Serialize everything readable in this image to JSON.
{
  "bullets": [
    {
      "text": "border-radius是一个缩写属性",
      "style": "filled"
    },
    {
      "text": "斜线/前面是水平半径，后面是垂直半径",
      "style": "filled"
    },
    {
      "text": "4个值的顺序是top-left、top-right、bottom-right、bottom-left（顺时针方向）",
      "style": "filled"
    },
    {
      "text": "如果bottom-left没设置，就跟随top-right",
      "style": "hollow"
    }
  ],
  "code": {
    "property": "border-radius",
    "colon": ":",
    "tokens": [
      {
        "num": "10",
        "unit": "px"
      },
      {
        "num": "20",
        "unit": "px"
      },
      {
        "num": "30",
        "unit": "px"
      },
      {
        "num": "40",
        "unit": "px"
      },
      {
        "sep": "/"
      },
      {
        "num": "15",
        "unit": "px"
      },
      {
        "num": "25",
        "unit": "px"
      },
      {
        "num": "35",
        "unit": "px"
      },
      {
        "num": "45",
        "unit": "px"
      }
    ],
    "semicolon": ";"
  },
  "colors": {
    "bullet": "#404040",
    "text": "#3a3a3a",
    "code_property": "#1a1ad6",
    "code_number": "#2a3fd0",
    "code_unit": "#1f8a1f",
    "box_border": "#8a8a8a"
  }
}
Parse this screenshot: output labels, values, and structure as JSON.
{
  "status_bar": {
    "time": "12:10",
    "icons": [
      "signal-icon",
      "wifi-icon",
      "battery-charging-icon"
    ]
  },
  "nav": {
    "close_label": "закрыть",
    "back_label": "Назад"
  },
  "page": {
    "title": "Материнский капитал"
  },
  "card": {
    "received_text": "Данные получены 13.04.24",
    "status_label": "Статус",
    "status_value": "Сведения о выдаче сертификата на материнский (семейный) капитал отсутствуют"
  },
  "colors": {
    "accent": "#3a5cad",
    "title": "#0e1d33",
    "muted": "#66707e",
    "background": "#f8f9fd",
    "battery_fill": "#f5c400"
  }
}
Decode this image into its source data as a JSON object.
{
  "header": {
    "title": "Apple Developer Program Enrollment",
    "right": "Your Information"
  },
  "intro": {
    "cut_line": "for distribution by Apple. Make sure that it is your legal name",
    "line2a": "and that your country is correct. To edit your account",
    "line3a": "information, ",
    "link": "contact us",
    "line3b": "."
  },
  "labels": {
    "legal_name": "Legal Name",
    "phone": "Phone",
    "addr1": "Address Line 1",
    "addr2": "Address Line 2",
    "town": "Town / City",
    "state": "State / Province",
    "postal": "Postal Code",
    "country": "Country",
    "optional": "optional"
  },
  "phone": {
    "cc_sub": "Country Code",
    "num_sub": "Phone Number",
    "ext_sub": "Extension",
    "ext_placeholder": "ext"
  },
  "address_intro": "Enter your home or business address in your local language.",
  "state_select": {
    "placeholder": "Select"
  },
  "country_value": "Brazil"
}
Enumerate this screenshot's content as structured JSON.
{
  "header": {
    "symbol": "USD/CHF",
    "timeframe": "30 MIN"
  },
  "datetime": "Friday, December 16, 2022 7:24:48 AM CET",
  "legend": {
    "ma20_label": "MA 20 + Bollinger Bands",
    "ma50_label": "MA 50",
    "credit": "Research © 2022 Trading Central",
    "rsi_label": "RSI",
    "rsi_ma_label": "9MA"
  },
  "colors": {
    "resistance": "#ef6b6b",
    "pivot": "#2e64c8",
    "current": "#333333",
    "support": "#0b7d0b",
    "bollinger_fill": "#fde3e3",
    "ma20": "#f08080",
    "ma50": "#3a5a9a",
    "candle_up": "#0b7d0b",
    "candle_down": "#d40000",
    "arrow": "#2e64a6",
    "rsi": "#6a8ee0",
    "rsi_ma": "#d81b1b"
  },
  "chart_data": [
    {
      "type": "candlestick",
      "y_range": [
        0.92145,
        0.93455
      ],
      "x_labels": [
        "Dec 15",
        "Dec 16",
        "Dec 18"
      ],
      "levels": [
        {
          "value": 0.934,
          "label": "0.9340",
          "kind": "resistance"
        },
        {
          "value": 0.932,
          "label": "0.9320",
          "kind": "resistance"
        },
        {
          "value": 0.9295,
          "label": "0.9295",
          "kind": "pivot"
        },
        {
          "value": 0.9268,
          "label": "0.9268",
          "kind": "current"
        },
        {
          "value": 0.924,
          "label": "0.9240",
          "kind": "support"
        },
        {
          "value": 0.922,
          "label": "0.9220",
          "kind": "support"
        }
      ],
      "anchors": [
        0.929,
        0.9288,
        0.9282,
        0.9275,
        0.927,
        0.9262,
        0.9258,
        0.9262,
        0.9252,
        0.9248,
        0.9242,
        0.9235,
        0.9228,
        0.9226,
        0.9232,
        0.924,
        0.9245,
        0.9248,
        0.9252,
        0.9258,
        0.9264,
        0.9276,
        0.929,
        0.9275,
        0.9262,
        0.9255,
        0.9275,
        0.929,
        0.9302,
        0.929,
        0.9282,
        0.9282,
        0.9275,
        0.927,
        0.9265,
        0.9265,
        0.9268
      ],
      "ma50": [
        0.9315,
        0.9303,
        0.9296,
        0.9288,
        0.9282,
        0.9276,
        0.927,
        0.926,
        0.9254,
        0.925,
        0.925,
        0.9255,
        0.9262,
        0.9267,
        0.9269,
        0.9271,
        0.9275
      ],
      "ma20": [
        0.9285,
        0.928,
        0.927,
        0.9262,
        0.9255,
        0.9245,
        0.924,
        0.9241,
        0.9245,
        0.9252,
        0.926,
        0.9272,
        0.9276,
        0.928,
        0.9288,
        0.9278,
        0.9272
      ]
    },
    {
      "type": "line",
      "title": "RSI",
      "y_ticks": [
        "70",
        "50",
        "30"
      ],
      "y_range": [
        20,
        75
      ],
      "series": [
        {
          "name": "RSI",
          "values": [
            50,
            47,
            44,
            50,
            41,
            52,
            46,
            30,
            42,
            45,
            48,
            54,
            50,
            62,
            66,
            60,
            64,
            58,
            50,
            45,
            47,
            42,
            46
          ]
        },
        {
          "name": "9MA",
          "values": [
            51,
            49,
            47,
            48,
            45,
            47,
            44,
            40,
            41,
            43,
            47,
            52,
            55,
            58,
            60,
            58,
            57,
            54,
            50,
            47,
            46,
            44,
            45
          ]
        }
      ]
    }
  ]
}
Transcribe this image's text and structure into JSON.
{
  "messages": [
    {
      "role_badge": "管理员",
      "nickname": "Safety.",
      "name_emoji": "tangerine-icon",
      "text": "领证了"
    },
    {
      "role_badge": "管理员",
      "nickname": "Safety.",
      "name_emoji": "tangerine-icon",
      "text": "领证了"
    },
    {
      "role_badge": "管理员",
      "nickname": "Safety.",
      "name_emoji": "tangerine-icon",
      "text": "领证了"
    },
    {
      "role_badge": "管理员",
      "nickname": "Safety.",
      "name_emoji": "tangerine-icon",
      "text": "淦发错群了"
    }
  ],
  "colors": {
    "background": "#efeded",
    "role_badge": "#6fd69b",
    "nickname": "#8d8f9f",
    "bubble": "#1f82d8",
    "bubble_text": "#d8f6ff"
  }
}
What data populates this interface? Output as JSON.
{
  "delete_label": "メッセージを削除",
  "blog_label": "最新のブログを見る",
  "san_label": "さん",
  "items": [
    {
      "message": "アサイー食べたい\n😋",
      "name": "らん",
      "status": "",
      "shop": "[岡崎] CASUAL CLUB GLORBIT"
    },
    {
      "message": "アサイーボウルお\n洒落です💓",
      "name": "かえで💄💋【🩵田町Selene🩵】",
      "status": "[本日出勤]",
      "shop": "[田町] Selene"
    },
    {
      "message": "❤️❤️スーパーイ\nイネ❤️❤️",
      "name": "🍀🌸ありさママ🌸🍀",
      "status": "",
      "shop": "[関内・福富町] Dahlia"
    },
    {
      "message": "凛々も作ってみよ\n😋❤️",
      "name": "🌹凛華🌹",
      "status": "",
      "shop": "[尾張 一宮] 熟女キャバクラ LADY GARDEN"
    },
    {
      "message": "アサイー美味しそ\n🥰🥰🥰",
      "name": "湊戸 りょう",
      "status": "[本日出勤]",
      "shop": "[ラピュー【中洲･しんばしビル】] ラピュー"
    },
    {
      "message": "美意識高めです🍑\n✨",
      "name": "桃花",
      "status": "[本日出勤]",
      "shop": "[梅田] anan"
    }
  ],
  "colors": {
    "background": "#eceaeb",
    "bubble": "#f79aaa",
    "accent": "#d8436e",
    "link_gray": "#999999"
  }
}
====
• Task goal: Extract, from the material above, each line holding the word "right".

• Solution to the exercise:
      "text": "4个值的顺序是top-left、top-right、bottom-right、bottom-left（顺时针方向）",
      "text": "如果bottom-left没设置，就跟随top-right",
    "right": "Your Information"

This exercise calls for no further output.